Extracted data »

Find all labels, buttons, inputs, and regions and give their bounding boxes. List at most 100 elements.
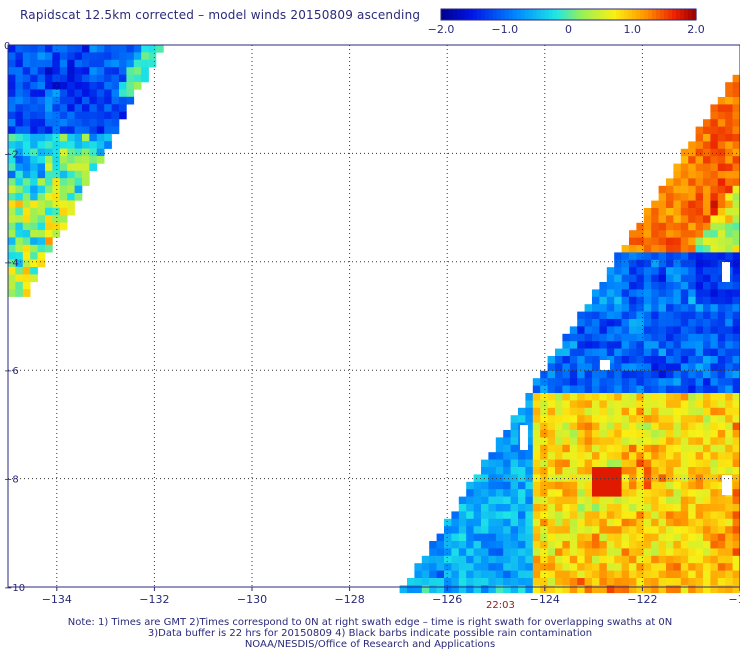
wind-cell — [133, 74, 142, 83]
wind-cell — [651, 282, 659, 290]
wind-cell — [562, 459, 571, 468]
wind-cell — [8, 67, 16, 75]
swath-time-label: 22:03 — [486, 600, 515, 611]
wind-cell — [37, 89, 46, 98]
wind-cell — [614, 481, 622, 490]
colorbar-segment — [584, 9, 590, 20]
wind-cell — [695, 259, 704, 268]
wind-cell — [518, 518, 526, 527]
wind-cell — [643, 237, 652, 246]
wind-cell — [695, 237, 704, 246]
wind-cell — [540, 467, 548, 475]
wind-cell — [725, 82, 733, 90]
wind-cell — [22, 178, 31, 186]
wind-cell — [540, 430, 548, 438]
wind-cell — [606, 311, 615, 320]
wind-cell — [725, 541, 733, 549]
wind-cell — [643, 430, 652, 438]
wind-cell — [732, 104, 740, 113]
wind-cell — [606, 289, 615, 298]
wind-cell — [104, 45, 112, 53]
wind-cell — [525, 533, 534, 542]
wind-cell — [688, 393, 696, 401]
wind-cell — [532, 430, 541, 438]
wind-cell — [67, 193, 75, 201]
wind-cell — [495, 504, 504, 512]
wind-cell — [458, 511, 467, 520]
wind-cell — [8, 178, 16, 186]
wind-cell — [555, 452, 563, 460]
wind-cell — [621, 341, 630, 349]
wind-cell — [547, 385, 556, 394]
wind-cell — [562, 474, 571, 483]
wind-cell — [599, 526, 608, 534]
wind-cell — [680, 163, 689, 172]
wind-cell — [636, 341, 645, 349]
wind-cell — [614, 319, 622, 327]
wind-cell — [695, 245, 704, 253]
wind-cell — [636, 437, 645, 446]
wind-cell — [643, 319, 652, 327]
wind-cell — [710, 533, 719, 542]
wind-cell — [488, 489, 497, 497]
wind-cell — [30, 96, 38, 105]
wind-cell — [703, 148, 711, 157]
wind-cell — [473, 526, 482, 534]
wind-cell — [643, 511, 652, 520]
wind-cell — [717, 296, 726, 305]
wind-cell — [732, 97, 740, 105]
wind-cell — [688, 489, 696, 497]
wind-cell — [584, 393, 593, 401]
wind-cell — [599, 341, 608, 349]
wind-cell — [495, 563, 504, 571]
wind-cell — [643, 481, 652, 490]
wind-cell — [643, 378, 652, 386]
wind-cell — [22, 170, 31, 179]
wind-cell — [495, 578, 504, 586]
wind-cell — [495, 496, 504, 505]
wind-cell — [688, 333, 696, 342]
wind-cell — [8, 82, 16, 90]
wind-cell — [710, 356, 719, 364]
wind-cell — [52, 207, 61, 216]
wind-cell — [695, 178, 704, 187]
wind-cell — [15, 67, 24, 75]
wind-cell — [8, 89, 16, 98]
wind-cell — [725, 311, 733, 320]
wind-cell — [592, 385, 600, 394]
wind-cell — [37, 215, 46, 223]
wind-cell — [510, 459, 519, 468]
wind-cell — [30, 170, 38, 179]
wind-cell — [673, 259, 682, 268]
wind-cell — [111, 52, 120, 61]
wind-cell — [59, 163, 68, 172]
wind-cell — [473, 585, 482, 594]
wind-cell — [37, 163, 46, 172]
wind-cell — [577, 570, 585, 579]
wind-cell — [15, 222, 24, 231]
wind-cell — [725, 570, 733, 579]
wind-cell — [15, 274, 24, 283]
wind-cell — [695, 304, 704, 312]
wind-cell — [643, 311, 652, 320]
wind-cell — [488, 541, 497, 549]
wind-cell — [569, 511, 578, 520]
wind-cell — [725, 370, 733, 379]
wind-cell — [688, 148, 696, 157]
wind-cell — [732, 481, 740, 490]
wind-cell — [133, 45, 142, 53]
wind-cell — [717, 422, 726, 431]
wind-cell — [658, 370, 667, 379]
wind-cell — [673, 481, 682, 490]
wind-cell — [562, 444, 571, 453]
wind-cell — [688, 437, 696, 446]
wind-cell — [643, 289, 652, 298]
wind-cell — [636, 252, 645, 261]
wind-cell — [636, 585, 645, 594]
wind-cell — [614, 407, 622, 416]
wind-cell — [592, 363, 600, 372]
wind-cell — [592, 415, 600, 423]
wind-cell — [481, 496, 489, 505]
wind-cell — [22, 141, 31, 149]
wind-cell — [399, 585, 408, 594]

Goal of the exercise »
Convert every line of the material above into a JSON list of strings, one string per line, skipping blank lines and omitting the picture.

Expected output »
[
  "Find all labels, buttons, inputs, and regions and give their bounding boxes. List at most 100 elements.",
  "wind-cell — [133, 74, 142, 83]",
  "wind-cell — [651, 282, 659, 290]",
  "wind-cell — [562, 459, 571, 468]",
  "wind-cell — [8, 67, 16, 75]",
  "swath-time-label: 22:03 — [486, 600, 515, 611]",
  "wind-cell — [37, 89, 46, 98]",
  "wind-cell — [614, 481, 622, 490]",
  "colorbar-segment — [584, 9, 590, 20]",
  "wind-cell — [695, 259, 704, 268]",
  "wind-cell — [518, 518, 526, 527]",
  "wind-cell — [643, 237, 652, 246]",
  "wind-cell — [695, 237, 704, 246]",
  "wind-cell — [540, 467, 548, 475]",
  "wind-cell — [725, 82, 733, 90]",
  "wind-cell — [22, 178, 31, 186]",
  "wind-cell — [540, 430, 548, 438]",
  "wind-cell — [606, 311, 615, 320]",
  "wind-cell — [725, 541, 733, 549]",
  "wind-cell — [643, 430, 652, 438]",
  "wind-cell — [732, 104, 740, 113]",
  "wind-cell — [606, 289, 615, 298]",
  "wind-cell — [104, 45, 112, 53]",
  "wind-cell — [525, 533, 534, 542]",
  "wind-cell — [688, 393, 696, 401]",
  "wind-cell — [532, 430, 541, 438]",
  "wind-cell — [67, 193, 75, 201]",
  "wind-cell — [495, 504, 504, 512]",
  "wind-cell — [458, 511, 467, 520]",
  "wind-cell — [8, 178, 16, 186]",
  "wind-cell — [555, 452, 563, 460]",
  "wind-cell — [621, 341, 630, 349]",
  "wind-cell — [547, 385, 556, 394]",
  "wind-cell — [562, 474, 571, 483]",
  "wind-cell — [599, 526, 608, 534]",
  "wind-cell — [680, 163, 689, 172]",
  "wind-cell — [636, 341, 645, 349]",
  "wind-cell — [614, 319, 622, 327]",
  "wind-cell — [695, 245, 704, 253]",
  "wind-cell — [636, 437, 645, 446]",
  "wind-cell — [643, 319, 652, 327]",
  "wind-cell — [710, 533, 719, 542]",
  "wind-cell — [488, 489, 497, 497]",
  "wind-cell — [30, 96, 38, 105]",
  "wind-cell — [703, 148, 711, 157]",
  "wind-cell — [473, 526, 482, 534]",
  "wind-cell — [643, 511, 652, 520]",
  "wind-cell — [717, 296, 726, 305]",
  "wind-cell — [732, 97, 740, 105]",
  "wind-cell — [688, 489, 696, 497]",
  "wind-cell — [584, 393, 593, 401]",
  "wind-cell — [599, 341, 608, 349]",
  "wind-cell — [495, 563, 504, 571]",
  "wind-cell — [643, 481, 652, 490]",
  "wind-cell — [643, 378, 652, 386]",
  "wind-cell — [22, 170, 31, 179]",
  "wind-cell — [495, 578, 504, 586]",
  "wind-cell — [495, 496, 504, 505]",
  "wind-cell — [688, 333, 696, 342]",
  "wind-cell — [8, 82, 16, 90]",
  "wind-cell — [710, 356, 719, 364]",
  "wind-cell — [52, 207, 61, 216]",
  "wind-cell — [695, 178, 704, 187]",
  "wind-cell — [15, 67, 24, 75]",
  "wind-cell — [8, 89, 16, 98]",
  "wind-cell — [725, 311, 733, 320]",
  "wind-cell — [592, 385, 600, 394]",
  "wind-cell — [37, 215, 46, 223]",
  "wind-cell — [510, 459, 519, 468]",
  "wind-cell — [30, 170, 38, 179]",
  "wind-cell — [673, 259, 682, 268]",
  "wind-cell — [111, 52, 120, 61]",
  "wind-cell — [59, 163, 68, 172]",
  "wind-cell — [473, 585, 482, 594]",
  "wind-cell — [37, 163, 46, 172]",
  "wind-cell — [577, 570, 585, 579]",
  "wind-cell — [15, 222, 24, 231]",
  "wind-cell — [725, 570, 733, 579]",
  "wind-cell — [15, 274, 24, 283]",
  "wind-cell — [695, 304, 704, 312]",
  "wind-cell — [643, 311, 652, 320]",
  "wind-cell — [488, 541, 497, 549]",
  "wind-cell — [569, 511, 578, 520]",
  "wind-cell — [725, 370, 733, 379]",
  "wind-cell — [688, 148, 696, 157]",
  "wind-cell — [732, 481, 740, 490]",
  "wind-cell — [133, 45, 142, 53]",
  "wind-cell — [717, 422, 726, 431]",
  "wind-cell — [658, 370, 667, 379]",
  "wind-cell — [673, 481, 682, 490]",
  "wind-cell — [562, 444, 571, 453]",
  "wind-cell — [688, 437, 696, 446]",
  "wind-cell — [643, 289, 652, 298]",
  "wind-cell — [636, 252, 645, 261]",
  "wind-cell — [636, 585, 645, 594]",
  "wind-cell — [614, 407, 622, 416]",
  "wind-cell — [592, 363, 600, 372]",
  "wind-cell — [592, 415, 600, 423]",
  "wind-cell — [481, 496, 489, 505]",
  "wind-cell — [22, 141, 31, 149]",
  "wind-cell — [399, 585, 408, 594]"
]